Problem to work on.
Search the records for "Time" and copy each line that holds it.

── Records

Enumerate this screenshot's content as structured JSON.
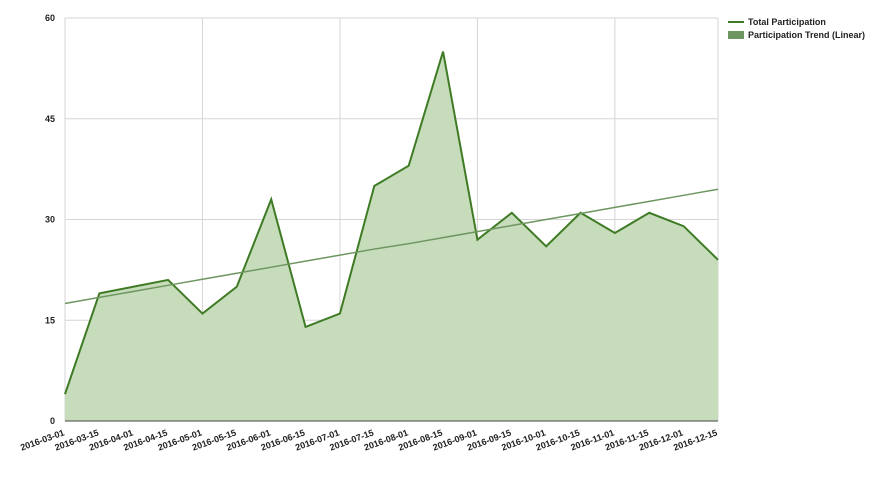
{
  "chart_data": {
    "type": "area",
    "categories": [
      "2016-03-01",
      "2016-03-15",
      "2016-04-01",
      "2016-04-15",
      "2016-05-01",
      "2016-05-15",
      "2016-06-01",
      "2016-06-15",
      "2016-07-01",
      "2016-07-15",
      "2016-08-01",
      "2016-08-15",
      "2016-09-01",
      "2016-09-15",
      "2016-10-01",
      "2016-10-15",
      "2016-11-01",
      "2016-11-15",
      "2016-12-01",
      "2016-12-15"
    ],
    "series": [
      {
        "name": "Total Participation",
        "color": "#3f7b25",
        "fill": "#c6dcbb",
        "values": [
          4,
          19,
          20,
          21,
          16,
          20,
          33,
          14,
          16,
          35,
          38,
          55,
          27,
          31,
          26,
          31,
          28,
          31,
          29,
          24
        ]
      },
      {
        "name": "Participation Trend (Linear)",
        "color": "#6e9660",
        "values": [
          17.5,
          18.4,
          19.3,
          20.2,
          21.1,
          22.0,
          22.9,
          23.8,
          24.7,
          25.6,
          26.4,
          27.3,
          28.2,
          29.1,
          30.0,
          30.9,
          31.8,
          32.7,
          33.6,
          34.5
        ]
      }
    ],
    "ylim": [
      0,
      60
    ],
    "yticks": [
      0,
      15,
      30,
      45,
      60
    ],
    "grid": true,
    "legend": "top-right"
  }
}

────
── Records

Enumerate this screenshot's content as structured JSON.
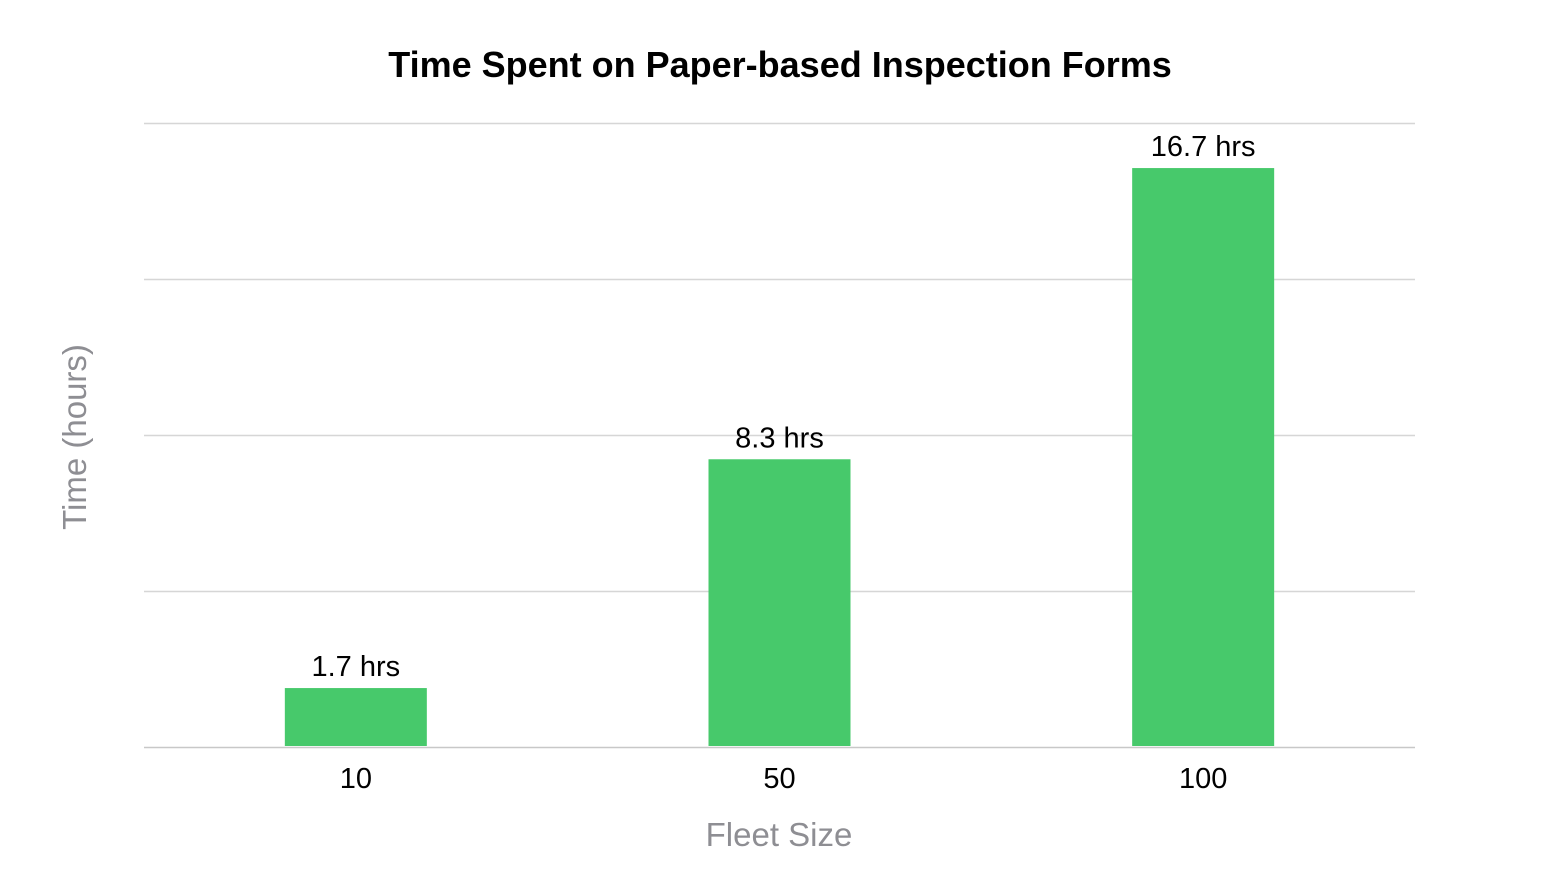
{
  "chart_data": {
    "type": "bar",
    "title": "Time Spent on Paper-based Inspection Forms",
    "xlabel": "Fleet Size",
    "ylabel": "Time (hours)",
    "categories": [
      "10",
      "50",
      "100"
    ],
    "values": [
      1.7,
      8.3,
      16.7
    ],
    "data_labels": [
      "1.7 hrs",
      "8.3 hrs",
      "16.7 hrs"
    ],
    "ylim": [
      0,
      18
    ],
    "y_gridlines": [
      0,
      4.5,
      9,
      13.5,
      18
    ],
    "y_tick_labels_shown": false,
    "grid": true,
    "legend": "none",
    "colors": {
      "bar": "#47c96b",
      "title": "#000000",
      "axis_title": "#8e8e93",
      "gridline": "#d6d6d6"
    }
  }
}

────

Answer to the problem.
    "title": "Time Spent on Paper-based Inspection Forms",
    "ylabel": "Time (hours)",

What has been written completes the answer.